* _Belge Bölümü_:
_ _ _ _
Ancak yine de bu mekanik aygıt karşısında, hareket etmeye zorladığımız bu cadı süpürgesi karşısında, sanki büyücünün çırağı diğer büyüleri unutmuş ve kafası karışmış gibi, içimizde derin bir korku gizlidir. Korku, teknoloji rasyonel düşüncenin bir sonucu olarak görüldüğünde, manevi dünyanın geri dönülmez bir şekilde yok olduğuna ve onun yerine maddi kazanç kültünün ortaya çıktığına inanıldığında bilinçli olarak kendini gösterir. Bu korku, içgüdüsel olarak müşterek kanı seçen ve her türlü rasyonalist dünya görüşünden kaçınmaya çalışan savaştan kurtulmuş yeni nesilde özellikle belirgin bir biçimde görülür.

Gerçekten de makine bizden çok şey aldı. Hayatımızı daha enerjik hale getirdi ama aynı zamanda parlaklığını da aldı. Bizden bütünü alarak onu uzmanlara dönüştürdü. Makineyi demirden bir hizmetçi gibi çalıştırabileceğimizi sanıyorduk ama onun yerine çarkları tarafından öğütüldük. Keyserling, “Bir Filozofun Seyahat Günlüğü” adlı eserinde, her şeyi makinelerle başarmamızın ve kendimize sadece kontrol işlevi bırakmamızın büyük bir yanılsama olduğunu belirtmişti. Her yeni makineyle birlikte üzerimizdeki yük artıyor – bunun için istatistiklere bakmak yeterli.
_ _ _ _
* _Verilen Veriler_:
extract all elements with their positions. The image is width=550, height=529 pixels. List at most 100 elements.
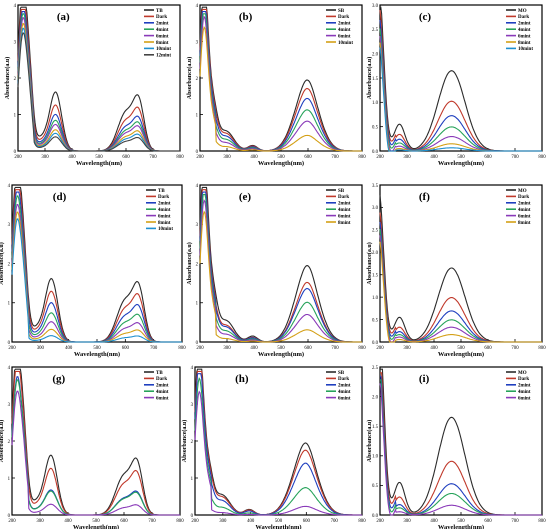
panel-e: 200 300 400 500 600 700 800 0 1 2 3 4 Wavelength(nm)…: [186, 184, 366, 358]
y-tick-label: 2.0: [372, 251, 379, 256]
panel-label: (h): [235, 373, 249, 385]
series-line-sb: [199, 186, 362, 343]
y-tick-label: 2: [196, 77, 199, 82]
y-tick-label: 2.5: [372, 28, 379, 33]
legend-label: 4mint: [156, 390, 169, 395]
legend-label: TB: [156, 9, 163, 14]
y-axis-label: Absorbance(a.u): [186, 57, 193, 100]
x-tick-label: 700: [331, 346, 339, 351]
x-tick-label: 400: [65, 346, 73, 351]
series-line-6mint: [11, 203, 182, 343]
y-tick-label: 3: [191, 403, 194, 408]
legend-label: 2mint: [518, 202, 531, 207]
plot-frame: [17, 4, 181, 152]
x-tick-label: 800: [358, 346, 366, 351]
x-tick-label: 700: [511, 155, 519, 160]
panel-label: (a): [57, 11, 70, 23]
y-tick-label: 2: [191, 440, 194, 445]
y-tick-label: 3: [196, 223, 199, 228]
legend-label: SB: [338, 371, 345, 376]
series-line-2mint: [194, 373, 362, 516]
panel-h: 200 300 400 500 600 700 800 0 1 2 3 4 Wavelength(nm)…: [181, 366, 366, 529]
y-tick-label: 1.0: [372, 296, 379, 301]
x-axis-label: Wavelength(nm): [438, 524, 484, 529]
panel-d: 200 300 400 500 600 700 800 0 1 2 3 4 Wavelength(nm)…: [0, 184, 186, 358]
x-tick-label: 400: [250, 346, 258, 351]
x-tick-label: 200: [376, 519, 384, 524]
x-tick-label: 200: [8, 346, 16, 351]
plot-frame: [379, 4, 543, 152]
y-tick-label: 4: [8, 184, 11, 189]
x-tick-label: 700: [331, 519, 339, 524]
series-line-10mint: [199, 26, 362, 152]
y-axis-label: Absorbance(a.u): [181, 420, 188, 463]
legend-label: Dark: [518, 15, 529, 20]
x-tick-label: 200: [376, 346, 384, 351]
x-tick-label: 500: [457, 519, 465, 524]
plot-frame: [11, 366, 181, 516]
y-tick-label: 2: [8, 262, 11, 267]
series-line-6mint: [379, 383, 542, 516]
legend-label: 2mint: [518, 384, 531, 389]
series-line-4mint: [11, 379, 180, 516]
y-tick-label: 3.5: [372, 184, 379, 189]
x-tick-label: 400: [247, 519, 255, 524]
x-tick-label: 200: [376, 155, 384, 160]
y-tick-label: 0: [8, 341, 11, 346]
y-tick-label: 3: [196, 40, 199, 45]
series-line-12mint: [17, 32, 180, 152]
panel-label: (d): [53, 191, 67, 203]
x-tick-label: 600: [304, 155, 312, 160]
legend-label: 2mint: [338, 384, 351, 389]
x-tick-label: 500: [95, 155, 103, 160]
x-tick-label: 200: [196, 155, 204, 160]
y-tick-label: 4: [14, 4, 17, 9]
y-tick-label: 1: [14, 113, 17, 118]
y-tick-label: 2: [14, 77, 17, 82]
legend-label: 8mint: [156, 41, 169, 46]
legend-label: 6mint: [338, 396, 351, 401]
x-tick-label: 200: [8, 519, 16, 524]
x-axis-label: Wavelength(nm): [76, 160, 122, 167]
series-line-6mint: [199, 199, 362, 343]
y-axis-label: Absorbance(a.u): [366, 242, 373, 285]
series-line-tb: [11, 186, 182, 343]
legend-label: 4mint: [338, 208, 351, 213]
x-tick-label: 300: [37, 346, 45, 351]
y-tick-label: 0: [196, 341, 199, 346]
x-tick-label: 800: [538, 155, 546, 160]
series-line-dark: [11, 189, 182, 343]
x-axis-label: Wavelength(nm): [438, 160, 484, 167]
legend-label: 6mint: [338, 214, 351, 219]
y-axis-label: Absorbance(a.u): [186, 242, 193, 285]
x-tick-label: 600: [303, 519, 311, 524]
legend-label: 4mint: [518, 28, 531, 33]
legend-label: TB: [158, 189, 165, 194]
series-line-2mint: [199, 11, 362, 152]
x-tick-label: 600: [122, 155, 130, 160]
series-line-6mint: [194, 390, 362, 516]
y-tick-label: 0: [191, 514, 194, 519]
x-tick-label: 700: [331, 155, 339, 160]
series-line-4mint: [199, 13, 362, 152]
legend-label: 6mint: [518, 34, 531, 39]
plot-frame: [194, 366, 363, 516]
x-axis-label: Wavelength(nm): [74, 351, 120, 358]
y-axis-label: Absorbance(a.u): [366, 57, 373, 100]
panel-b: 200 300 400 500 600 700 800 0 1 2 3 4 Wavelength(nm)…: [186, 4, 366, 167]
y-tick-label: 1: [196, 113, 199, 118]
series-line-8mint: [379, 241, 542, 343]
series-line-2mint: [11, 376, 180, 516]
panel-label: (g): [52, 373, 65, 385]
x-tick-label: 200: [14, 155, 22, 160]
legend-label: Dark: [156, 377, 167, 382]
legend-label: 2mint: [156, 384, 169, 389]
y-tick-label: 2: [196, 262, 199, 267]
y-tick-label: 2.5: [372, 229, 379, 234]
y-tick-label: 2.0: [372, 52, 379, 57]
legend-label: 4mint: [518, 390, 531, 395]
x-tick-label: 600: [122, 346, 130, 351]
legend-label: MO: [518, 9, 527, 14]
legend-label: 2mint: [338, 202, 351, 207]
_ _ _ _
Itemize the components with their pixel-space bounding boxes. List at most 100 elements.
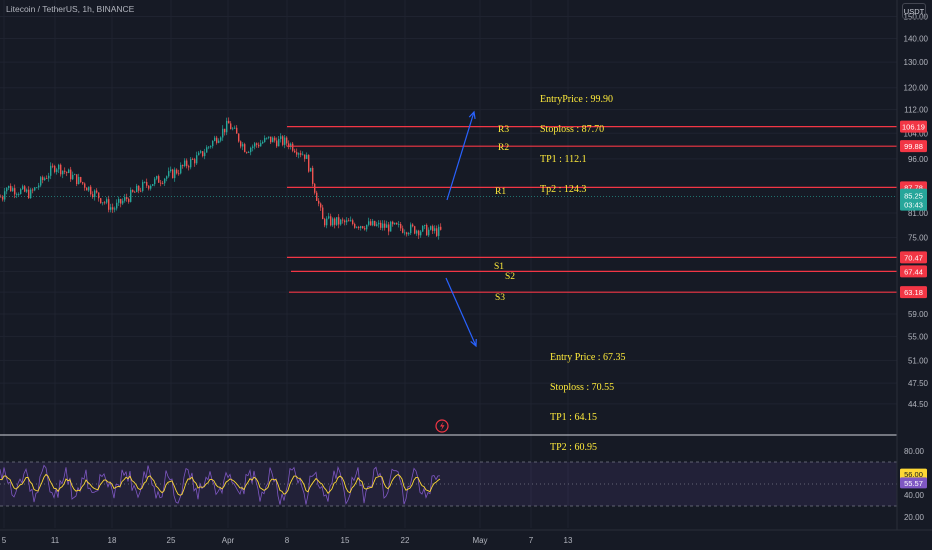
_ _ _ _
* _Alıştırma 1_: Belge bölümünde Keyserling'in adı geçen eseri hangisidir?
* _Alıştırma 2_: Belge bölümünde "Ancak yine de" sözlerini içeren yerle başlayıp "bir biçimde görülür." ile biten kısmı hiç değiştirmeden geri verin.
Satırlar, belge bölümünden bağımsız, ayrı bir malzemedir.

* _Tam Yanıt 1_: "Bir Filozofun Seyahat Günlüğü"

* _Tam Yanıt 2_:
Ancak yine de bu mekanik aygıt karşısında, hareket etmeye zorladığımız bu cadı süpürgesi karşısında, sanki büyücünün çırağı diğer büyüleri unutmuş ve kafası karışmış gibi, içimizde derin bir korku gizlidir. Korku, teknoloji rasyonel düşüncenin bir sonucu olarak görüldüğünde, manevi dünyanın geri dönülmez bir şekilde yok olduğuna ve onun yerine maddi kazanç kültünün ortaya çıktığına inanıldığında bilinçli olarak kendini gösterir. Bu korku, içgüdüsel olarak müşterek kanı seçen ve her türlü rasyonalist dünya görüşünden kaçınmaya çalışan savaştan kurtulmuş yeni nesilde özellikle belirgin bir biçimde görülür.